**Goal**. Exactly repeat the material, dropping only the pictures.

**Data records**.
========
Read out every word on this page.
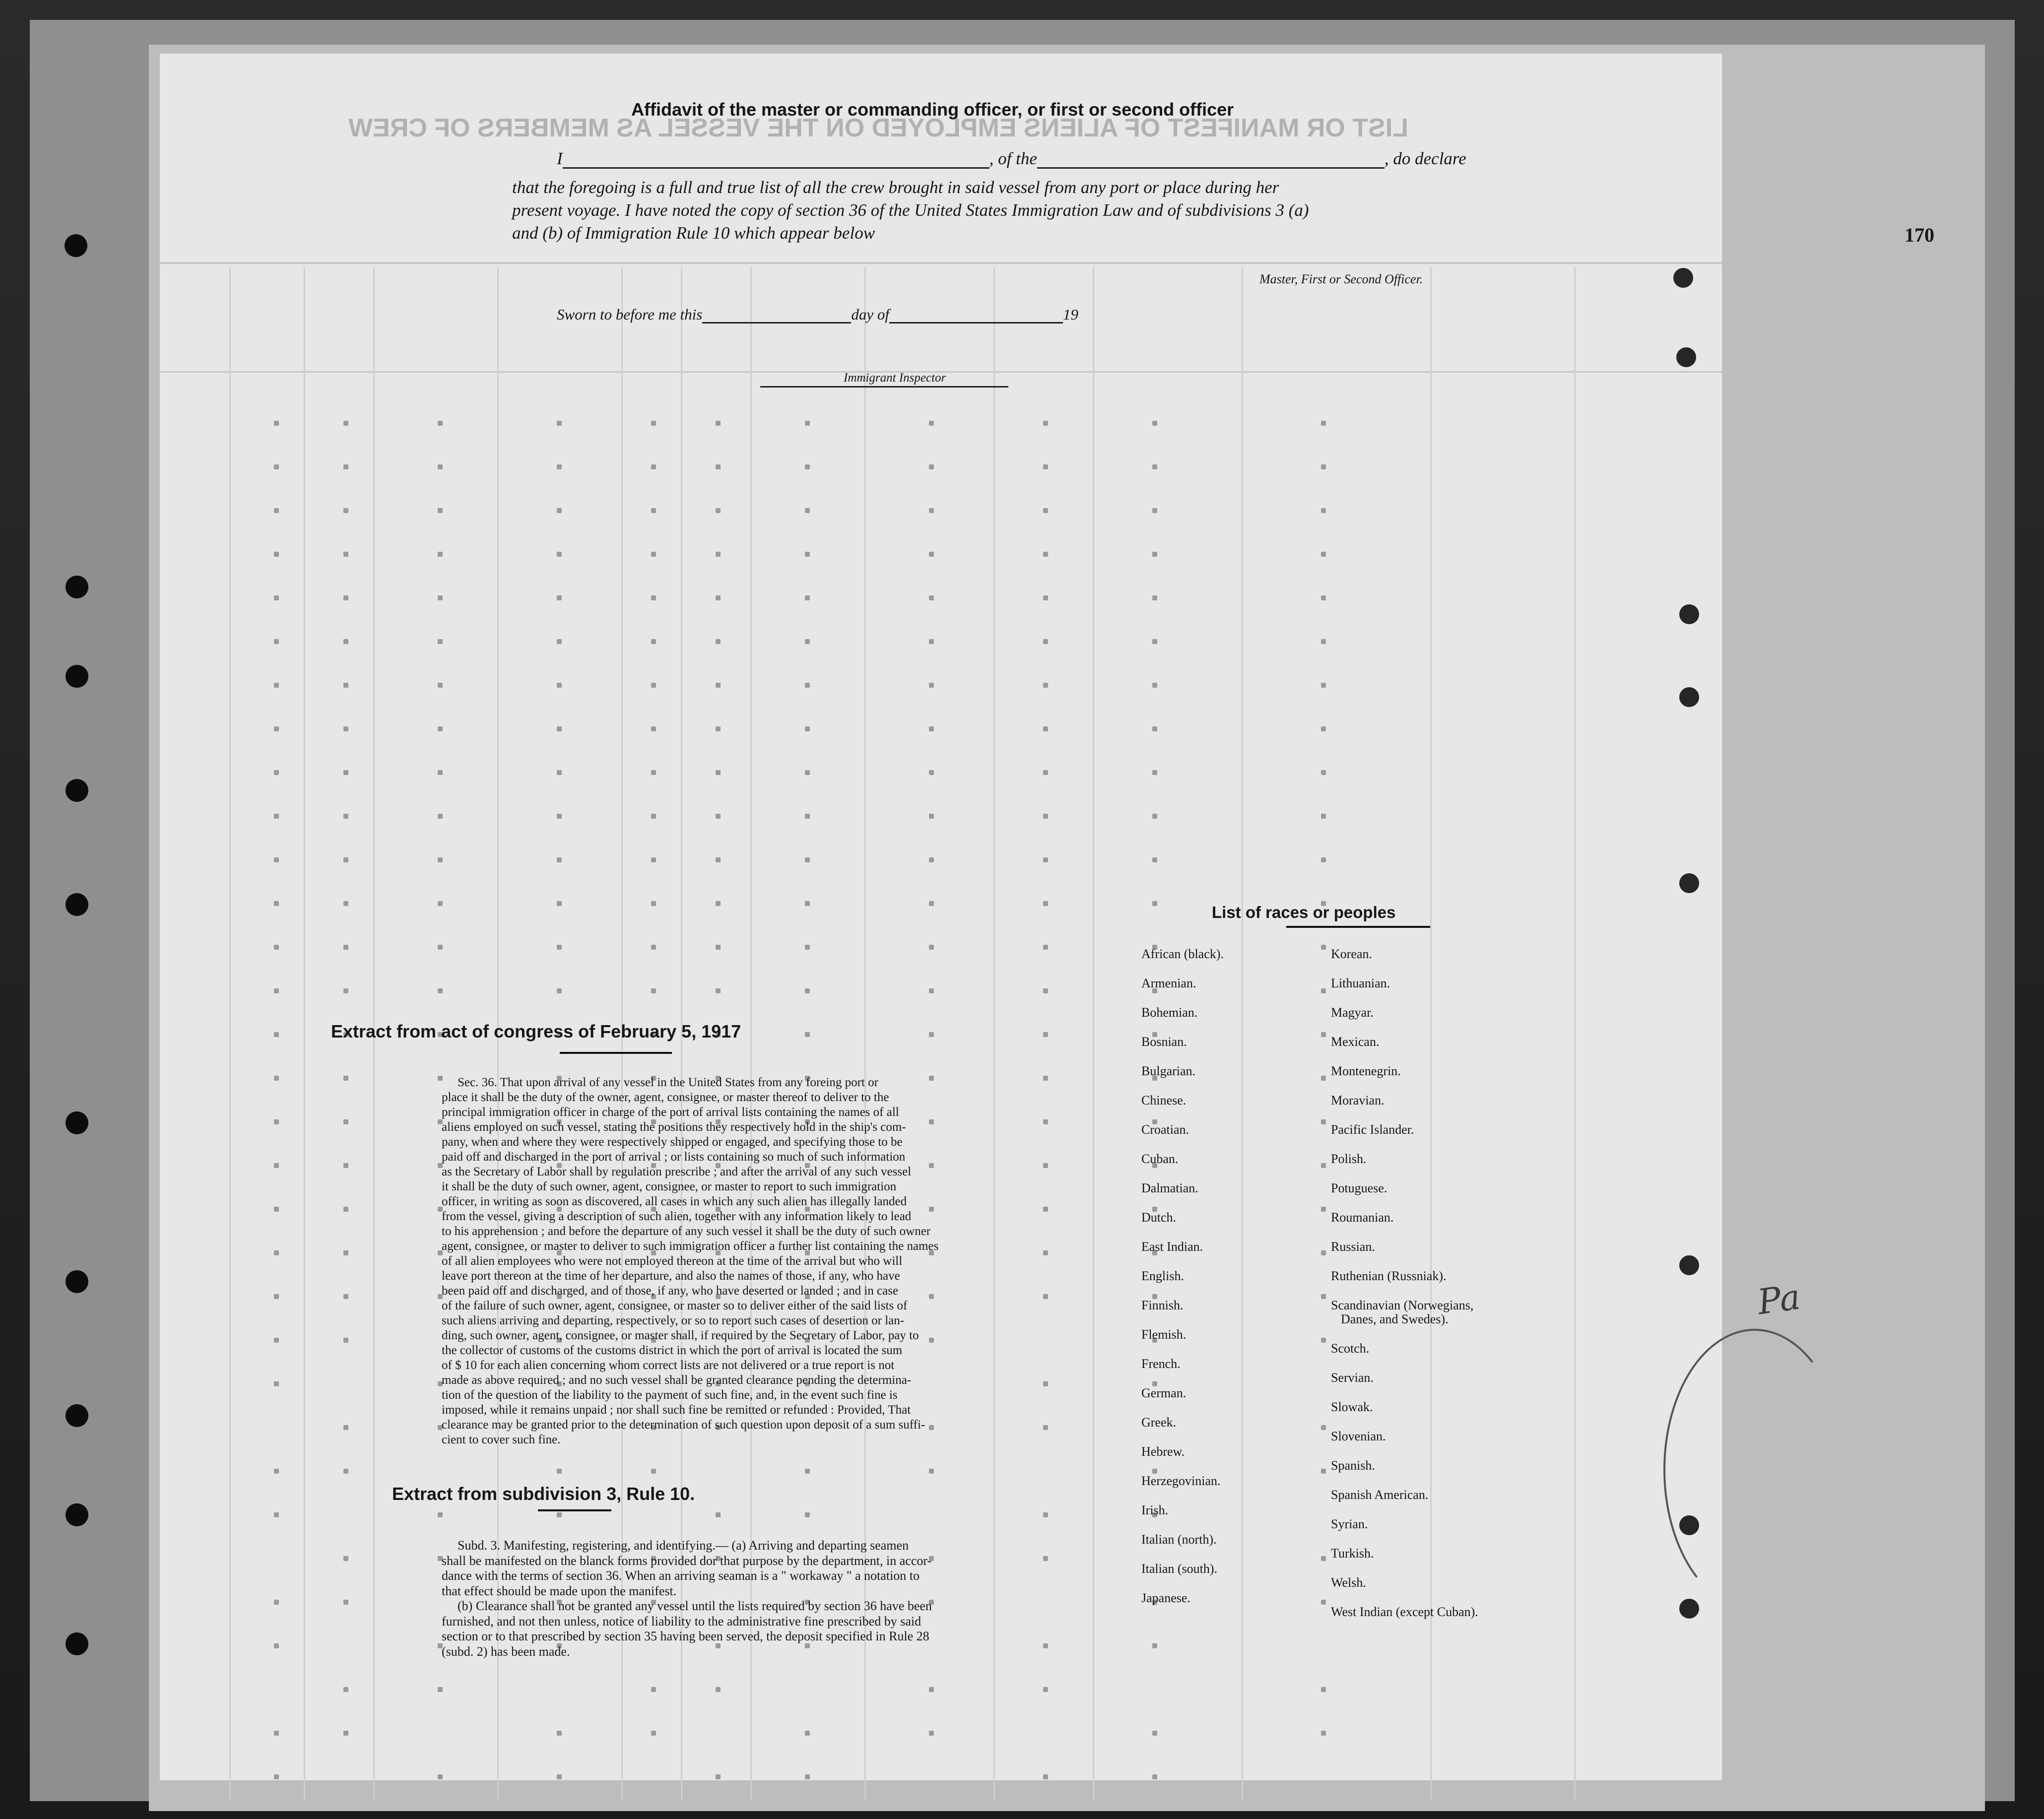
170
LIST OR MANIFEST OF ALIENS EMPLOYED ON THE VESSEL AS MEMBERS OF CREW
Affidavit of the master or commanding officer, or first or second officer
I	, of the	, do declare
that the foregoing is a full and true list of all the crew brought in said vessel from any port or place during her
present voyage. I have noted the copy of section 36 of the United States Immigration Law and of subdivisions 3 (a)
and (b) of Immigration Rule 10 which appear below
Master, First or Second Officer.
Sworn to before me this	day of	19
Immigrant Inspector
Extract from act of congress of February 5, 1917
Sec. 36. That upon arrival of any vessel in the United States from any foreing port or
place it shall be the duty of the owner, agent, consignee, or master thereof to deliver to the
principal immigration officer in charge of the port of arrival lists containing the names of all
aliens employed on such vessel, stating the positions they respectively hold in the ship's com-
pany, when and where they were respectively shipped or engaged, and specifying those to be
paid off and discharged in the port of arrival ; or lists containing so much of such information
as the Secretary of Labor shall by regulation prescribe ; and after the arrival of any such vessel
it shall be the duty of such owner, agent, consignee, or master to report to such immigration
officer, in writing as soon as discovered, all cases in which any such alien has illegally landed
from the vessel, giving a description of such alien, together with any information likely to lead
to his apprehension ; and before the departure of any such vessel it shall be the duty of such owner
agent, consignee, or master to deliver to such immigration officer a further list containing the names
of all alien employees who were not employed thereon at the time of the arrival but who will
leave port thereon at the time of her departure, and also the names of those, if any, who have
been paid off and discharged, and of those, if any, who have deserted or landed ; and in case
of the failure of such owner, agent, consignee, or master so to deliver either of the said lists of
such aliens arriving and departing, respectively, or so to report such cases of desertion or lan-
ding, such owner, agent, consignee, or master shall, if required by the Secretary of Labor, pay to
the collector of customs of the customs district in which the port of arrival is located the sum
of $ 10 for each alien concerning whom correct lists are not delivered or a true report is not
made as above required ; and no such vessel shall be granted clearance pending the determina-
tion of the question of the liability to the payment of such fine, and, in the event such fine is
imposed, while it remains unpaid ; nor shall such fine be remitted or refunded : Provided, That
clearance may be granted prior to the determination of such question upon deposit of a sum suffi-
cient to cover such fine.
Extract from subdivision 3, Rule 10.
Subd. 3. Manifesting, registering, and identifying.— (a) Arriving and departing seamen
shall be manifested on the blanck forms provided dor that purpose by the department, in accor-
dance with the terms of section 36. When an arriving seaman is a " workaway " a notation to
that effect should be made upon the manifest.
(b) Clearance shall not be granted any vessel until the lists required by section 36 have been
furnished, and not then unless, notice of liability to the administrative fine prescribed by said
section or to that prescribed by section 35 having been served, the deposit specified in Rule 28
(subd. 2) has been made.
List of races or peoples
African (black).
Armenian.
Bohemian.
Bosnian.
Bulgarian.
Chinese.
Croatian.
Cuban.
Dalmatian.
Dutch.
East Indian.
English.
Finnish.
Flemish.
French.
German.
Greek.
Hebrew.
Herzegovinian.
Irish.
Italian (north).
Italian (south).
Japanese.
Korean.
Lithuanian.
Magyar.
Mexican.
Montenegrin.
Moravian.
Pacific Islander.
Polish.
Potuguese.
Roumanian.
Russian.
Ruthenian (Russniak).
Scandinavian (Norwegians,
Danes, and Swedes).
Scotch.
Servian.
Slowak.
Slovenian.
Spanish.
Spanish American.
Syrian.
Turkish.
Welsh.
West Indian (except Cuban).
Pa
========
**Expected output**.
Read out every word on this page.
170
LIST OR MANIFEST OF ALIENS EMPLOYED ON THE VESSEL AS MEMBERS OF CREW
Affidavit of the master or commanding officer, or first or second officer
I	, of the	, do declare
that the foregoing is a full and true list of all the crew brought in said vessel from any port or place during her
present voyage. I have noted the copy of section 36 of the United States Immigration Law and of subdivisions 3 (a)
and (b) of Immigration Rule 10 which appear below
Master, First or Second Officer.
Sworn to before me this	day of	19
Immigrant Inspector
Extract from act of congress of February 5, 1917
Sec. 36. That upon arrival of any vessel in the United States from any foreing port or
place it shall be the duty of the owner, agent, consignee, or master thereof to deliver to the
principal immigration officer in charge of the port of arrival lists containing the names of all
aliens employed on such vessel, stating the positions they respectively hold in the ship's com-
pany, when and where they were respectively shipped or engaged, and specifying those to be
paid off and discharged in the port of arrival ; or lists containing so much of such information
as the Secretary of Labor shall by regulation prescribe ; and after the arrival of any such vessel
it shall be the duty of such owner, agent, consignee, or master to report to such immigration
officer, in writing as soon as discovered, all cases in which any such alien has illegally landed
from the vessel, giving a description of such alien, together with any information likely to lead
to his apprehension ; and before the departure of any such vessel it shall be the duty of such owner
agent, consignee, or master to deliver to such immigration officer a further list containing the names
of all alien employees who were not employed thereon at the time of the arrival but who will
leave port thereon at the time of her departure, and also the names of those, if any, who have
been paid off and discharged, and of those, if any, who have deserted or landed ; and in case
of the failure of such owner, agent, consignee, or master so to deliver either of the said lists of
such aliens arriving and departing, respectively, or so to report such cases of desertion or lan-
ding, such owner, agent, consignee, or master shall, if required by the Secretary of Labor, pay to
the collector of customs of the customs district in which the port of arrival is located the sum
of $ 10 for each alien concerning whom correct lists are not delivered or a true report is not
made as above required ; and no such vessel shall be granted clearance pending the determina-
tion of the question of the liability to the payment of such fine, and, in the event such fine is
imposed, while it remains unpaid ; nor shall such fine be remitted or refunded : Provided, That
clearance may be granted prior to the determination of such question upon deposit of a sum suffi-
cient to cover such fine.
Extract from subdivision 3, Rule 10.
Subd. 3. Manifesting, registering, and identifying.— (a) Arriving and departing seamen
shall be manifested on the blanck forms provided dor that purpose by the department, in accor-
dance with the terms of section 36. When an arriving seaman is a " workaway " a notation to
that effect should be made upon the manifest.
(b) Clearance shall not be granted any vessel until the lists required by section 36 have been
furnished, and not then unless, notice of liability to the administrative fine prescribed by said
section or to that prescribed by section 35 having been served, the deposit specified in Rule 28
(subd. 2) has been made.
List of races or peoples
African (black).
Armenian.
Bohemian.
Bosnian.
Bulgarian.
Chinese.
Croatian.
Cuban.
Dalmatian.
Dutch.
East Indian.
English.
Finnish.
Flemish.
French.
German.
Greek.
Hebrew.
Herzegovinian.
Irish.
Italian (north).
Italian (south).
Japanese.
Korean.
Lithuanian.
Magyar.
Mexican.
Montenegrin.
Moravian.
Pacific Islander.
Polish.
Potuguese.
Roumanian.
Russian.
Ruthenian (Russniak).
Scandinavian (Norwegians,
Danes, and Swedes).
Scotch.
Servian.
Slowak.
Slovenian.
Spanish.
Spanish American.
Syrian.
Turkish.
Welsh.
West Indian (except Cuban).
Pa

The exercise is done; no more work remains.